Report, as a bare number, how many lines contain the string "комитета".

»»

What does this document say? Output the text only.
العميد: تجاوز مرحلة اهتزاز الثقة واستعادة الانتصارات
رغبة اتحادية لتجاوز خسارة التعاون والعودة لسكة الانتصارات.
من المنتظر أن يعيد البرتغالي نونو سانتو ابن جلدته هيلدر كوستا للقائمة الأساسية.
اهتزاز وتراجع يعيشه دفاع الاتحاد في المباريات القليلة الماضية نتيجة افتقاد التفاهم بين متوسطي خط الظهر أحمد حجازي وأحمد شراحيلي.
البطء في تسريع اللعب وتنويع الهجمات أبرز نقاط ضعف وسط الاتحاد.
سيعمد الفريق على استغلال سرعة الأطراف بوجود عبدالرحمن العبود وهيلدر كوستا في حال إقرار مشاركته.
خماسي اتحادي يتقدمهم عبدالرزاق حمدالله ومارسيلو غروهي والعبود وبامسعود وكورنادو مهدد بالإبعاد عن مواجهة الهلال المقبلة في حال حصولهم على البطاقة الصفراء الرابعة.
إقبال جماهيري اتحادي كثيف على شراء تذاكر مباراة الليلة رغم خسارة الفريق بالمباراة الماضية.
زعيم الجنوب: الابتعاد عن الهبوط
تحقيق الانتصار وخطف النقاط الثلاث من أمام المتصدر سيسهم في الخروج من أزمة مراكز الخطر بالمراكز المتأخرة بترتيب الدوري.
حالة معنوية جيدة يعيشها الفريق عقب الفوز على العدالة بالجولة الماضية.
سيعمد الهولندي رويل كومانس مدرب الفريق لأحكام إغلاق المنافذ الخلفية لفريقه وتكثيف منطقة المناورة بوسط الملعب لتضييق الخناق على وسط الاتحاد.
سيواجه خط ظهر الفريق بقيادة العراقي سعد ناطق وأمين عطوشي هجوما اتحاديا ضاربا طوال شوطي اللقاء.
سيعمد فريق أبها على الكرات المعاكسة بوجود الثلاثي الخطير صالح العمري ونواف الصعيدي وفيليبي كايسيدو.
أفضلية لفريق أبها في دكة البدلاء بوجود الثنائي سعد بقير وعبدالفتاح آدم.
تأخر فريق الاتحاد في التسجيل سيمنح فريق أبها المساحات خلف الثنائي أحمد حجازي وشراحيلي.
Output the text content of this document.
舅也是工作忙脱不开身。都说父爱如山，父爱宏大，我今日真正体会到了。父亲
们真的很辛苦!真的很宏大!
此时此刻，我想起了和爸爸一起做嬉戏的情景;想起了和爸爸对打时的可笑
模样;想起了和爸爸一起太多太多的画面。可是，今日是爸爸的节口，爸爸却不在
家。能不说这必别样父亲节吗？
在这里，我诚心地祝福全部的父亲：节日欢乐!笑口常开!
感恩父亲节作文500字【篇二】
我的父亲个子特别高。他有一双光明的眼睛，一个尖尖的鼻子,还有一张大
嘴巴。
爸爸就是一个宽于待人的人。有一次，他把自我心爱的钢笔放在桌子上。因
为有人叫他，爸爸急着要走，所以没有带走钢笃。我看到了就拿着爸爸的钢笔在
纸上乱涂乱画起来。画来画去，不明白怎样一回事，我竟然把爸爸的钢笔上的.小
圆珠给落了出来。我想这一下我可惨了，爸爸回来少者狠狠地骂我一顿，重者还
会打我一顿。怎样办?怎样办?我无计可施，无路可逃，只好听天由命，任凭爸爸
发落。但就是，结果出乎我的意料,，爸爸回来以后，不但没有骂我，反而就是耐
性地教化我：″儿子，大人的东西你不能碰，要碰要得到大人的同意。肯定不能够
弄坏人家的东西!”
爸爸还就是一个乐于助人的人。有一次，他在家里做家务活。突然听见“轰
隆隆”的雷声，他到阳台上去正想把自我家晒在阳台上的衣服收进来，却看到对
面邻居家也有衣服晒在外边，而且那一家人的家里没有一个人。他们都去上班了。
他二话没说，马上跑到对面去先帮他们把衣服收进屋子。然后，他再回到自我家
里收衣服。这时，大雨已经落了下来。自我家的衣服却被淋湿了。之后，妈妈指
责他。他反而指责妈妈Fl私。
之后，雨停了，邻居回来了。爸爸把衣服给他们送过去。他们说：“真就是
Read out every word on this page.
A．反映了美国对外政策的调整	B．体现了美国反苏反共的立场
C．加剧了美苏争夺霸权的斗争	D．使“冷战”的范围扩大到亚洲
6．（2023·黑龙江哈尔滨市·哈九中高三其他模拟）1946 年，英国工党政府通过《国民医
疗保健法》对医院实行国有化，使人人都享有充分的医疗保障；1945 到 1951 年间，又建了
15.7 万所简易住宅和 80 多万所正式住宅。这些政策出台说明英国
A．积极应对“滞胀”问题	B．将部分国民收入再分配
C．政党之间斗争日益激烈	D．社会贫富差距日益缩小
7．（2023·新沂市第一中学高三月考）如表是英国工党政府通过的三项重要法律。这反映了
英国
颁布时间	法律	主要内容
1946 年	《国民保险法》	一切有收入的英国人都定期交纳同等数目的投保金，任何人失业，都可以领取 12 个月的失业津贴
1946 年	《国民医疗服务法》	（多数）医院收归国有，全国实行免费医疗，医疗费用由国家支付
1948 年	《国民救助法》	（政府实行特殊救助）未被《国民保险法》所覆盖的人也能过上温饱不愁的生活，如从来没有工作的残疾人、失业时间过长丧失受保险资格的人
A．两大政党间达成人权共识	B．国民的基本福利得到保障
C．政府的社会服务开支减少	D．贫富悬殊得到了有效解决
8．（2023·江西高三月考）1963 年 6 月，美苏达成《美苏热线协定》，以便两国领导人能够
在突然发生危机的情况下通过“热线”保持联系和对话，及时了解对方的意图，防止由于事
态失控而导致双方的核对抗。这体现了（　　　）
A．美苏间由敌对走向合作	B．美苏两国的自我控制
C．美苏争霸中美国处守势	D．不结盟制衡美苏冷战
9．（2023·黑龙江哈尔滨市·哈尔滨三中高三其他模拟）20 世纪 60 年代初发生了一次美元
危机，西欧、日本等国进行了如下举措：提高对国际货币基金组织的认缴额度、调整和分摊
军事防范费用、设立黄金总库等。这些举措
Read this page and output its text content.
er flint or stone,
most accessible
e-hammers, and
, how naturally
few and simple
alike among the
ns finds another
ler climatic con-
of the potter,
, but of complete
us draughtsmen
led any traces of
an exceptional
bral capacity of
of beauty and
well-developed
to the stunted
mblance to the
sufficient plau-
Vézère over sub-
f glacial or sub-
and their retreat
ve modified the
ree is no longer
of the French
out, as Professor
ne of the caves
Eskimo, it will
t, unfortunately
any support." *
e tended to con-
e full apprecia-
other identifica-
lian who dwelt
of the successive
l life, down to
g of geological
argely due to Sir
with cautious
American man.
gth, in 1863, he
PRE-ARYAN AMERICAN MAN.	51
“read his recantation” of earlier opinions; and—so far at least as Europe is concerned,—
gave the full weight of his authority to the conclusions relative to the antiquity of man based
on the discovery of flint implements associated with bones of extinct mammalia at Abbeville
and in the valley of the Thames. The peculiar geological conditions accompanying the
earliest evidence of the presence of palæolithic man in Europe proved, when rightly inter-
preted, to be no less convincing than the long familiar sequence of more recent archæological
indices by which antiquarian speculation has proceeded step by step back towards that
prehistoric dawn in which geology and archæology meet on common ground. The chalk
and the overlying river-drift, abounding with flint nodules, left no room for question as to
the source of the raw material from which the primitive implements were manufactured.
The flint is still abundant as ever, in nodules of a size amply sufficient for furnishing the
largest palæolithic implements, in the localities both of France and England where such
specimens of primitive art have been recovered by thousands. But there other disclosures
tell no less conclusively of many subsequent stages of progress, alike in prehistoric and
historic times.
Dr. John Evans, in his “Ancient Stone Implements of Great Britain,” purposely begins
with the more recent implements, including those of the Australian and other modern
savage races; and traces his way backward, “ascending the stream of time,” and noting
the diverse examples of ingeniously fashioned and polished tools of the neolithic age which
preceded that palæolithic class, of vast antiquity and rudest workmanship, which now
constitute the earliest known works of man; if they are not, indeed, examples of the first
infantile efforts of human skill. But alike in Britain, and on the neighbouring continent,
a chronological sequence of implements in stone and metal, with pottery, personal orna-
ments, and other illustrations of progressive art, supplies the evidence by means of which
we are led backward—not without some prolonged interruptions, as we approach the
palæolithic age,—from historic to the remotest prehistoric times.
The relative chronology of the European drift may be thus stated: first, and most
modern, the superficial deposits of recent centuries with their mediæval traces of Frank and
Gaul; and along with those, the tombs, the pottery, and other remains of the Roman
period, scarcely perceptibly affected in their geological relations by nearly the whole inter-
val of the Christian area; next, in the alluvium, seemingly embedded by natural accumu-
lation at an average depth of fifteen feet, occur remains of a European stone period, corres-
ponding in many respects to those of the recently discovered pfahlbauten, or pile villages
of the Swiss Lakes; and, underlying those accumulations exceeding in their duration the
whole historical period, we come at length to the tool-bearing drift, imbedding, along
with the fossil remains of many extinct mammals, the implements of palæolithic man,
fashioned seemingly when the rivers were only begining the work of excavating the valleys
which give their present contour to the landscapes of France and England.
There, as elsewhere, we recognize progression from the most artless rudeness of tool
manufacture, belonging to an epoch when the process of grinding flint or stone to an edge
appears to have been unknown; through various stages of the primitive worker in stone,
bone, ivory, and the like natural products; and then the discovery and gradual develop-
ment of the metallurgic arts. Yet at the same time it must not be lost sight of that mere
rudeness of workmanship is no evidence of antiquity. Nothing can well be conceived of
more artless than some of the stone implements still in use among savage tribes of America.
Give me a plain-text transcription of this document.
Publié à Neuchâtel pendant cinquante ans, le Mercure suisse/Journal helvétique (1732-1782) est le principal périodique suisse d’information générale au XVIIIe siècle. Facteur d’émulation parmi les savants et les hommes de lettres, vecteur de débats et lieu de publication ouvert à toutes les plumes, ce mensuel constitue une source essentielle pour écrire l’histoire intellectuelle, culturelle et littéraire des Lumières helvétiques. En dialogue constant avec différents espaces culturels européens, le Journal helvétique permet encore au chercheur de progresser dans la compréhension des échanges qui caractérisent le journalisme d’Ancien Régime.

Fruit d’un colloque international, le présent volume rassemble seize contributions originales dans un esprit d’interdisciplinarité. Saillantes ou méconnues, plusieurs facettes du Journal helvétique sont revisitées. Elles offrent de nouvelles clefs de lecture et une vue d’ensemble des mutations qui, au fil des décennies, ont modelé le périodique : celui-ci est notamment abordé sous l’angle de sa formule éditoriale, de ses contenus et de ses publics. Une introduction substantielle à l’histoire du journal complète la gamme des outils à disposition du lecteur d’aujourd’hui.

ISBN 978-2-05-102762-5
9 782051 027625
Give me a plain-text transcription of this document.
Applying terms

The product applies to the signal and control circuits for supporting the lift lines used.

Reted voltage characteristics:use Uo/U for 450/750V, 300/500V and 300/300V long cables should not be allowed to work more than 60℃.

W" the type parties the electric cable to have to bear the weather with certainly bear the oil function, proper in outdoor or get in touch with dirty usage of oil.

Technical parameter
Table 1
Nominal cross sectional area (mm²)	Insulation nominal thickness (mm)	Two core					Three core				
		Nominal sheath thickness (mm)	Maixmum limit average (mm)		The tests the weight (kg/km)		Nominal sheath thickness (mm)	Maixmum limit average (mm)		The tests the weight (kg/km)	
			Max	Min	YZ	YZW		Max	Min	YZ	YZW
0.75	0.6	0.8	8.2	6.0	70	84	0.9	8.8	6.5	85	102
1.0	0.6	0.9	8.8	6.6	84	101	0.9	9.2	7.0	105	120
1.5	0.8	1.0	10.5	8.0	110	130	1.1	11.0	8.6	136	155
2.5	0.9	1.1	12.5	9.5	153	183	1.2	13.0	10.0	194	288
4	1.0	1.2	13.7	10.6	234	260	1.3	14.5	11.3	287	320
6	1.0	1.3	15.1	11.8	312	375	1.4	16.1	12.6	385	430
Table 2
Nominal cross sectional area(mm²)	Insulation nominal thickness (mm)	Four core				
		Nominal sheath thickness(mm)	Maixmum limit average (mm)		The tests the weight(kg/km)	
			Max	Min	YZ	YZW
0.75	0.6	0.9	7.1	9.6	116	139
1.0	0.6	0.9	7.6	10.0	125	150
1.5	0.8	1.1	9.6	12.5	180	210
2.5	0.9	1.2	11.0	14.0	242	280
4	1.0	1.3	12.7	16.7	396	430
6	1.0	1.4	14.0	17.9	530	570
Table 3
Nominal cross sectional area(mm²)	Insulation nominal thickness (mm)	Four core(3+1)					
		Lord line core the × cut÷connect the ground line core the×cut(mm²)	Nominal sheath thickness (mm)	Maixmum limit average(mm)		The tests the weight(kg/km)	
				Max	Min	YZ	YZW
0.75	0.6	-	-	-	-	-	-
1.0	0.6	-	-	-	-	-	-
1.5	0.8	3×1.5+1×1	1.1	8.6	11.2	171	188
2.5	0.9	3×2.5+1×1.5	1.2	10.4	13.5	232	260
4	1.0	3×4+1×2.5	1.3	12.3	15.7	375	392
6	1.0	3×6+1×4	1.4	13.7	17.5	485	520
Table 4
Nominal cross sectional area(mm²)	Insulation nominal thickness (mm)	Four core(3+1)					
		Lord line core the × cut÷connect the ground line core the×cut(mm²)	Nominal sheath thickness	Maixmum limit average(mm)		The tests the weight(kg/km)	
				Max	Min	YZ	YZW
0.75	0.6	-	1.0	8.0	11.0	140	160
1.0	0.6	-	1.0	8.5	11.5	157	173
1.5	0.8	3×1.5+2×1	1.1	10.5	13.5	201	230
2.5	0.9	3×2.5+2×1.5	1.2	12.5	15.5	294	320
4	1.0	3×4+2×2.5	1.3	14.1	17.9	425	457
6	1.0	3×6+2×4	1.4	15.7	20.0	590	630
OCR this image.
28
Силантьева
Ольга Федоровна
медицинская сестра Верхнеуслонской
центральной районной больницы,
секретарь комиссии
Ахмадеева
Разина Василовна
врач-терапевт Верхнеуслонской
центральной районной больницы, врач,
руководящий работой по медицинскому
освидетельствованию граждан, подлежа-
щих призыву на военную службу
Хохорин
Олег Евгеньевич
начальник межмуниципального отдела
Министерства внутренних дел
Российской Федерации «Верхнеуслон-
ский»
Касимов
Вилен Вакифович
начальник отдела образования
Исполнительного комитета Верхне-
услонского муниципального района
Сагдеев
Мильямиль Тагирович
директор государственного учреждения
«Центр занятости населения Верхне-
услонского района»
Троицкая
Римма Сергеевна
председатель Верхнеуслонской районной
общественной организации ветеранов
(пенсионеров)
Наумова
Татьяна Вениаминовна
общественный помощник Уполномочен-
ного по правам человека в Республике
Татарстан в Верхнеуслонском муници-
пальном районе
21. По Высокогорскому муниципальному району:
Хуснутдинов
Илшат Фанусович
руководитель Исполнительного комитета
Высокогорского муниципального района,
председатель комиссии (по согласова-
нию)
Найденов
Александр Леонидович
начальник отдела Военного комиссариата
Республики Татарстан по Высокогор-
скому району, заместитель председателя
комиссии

««

▶ EXERCISE SOLUTION: 2